[START OF RECORDED DATA]
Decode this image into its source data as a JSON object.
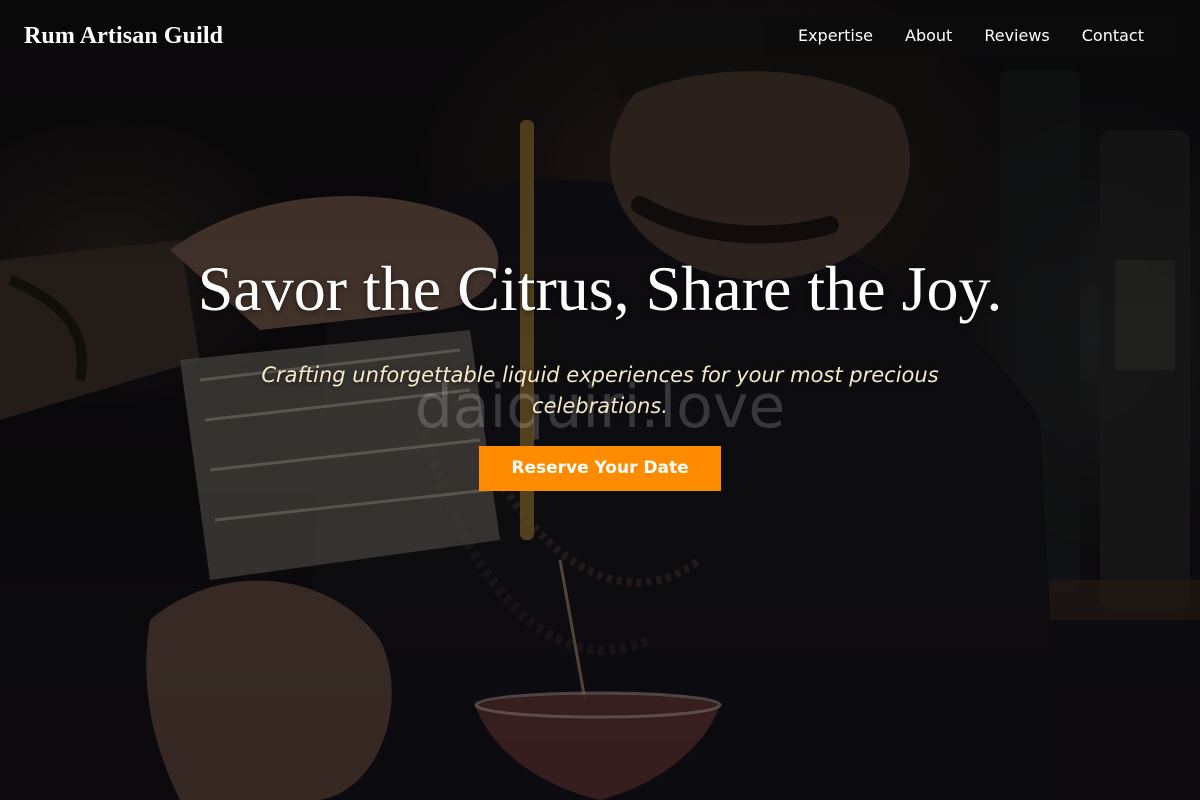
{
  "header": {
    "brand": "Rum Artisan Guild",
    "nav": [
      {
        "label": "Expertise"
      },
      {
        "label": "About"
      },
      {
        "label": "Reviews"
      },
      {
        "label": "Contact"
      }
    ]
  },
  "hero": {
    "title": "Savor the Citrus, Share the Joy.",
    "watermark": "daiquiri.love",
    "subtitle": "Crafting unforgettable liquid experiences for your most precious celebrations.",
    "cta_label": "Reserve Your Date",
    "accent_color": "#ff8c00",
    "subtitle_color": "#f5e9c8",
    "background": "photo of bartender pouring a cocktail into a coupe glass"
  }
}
[END OF RECORDED DATA]
**BRIEF**
Transcribe the full listing above exactly as it stands, minus the pictures.

**RESPONSE FOR THIS EXERCISE**
Decode this image into its source data as a JSON object.
{
  "header": {
    "brand": "Rum Artisan Guild",
    "nav": [
      {
        "label": "Expertise"
      },
      {
        "label": "About"
      },
      {
        "label": "Reviews"
      },
      {
        "label": "Contact"
      }
    ]
  },
  "hero": {
    "title": "Savor the Citrus, Share the Joy.",
    "watermark": "daiquiri.love",
    "subtitle": "Crafting unforgettable liquid experiences for your most precious celebrations.",
    "cta_label": "Reserve Your Date",
    "accent_color": "#ff8c00",
    "subtitle_color": "#f5e9c8",
    "background": "photo of bartender pouring a cocktail into a coupe glass"
  }
}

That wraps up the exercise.